### Task to complete
Which lines in the material below contain the word "GmbH"? Copy each of them.

◇ ◇ ◇ ◇ ◇ ◇ ◇

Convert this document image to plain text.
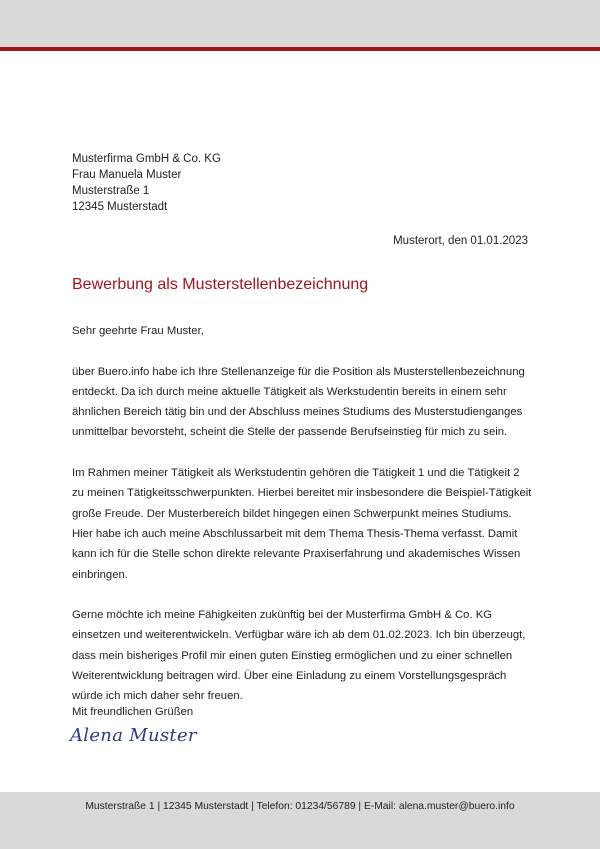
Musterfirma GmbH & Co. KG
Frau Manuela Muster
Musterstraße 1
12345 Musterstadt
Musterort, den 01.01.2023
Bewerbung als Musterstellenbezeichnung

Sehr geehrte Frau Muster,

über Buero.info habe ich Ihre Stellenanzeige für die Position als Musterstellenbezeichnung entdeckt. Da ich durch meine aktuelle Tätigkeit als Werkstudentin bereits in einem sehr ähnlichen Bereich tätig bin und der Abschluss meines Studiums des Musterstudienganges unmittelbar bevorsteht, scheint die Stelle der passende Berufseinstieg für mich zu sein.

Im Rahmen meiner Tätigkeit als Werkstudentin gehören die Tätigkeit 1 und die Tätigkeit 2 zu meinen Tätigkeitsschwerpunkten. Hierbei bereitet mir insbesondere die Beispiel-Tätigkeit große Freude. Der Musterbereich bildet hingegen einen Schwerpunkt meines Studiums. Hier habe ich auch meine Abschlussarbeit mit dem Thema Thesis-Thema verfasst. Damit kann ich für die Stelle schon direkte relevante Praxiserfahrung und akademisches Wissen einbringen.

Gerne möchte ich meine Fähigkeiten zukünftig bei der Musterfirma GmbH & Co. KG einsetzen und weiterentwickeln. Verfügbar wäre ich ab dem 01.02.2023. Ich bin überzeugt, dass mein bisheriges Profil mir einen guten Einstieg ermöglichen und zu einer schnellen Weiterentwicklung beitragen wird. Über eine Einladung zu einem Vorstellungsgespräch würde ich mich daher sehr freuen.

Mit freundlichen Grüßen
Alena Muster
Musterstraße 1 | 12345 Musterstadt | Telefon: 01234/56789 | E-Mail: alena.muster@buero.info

◇ ◇ ◇ ◇ ◇ ◇ ◇

### Full solution
Musterfirma GmbH & Co. KG
Gerne möchte ich meine Fähigkeiten zukünftig bei der Musterfirma GmbH & Co. KG einsetzen und weiterentwickeln. Verfügbar wäre ich ab dem 01.02.2023. Ich bin überzeugt, dass mein bisheriges Profil mir einen guten Einstieg ermöglichen und zu einer schnellen Weiterentwicklung beitragen wird. Über eine Einladung zu einem Vorstellungsgespräch würde ich mich daher sehr freuen.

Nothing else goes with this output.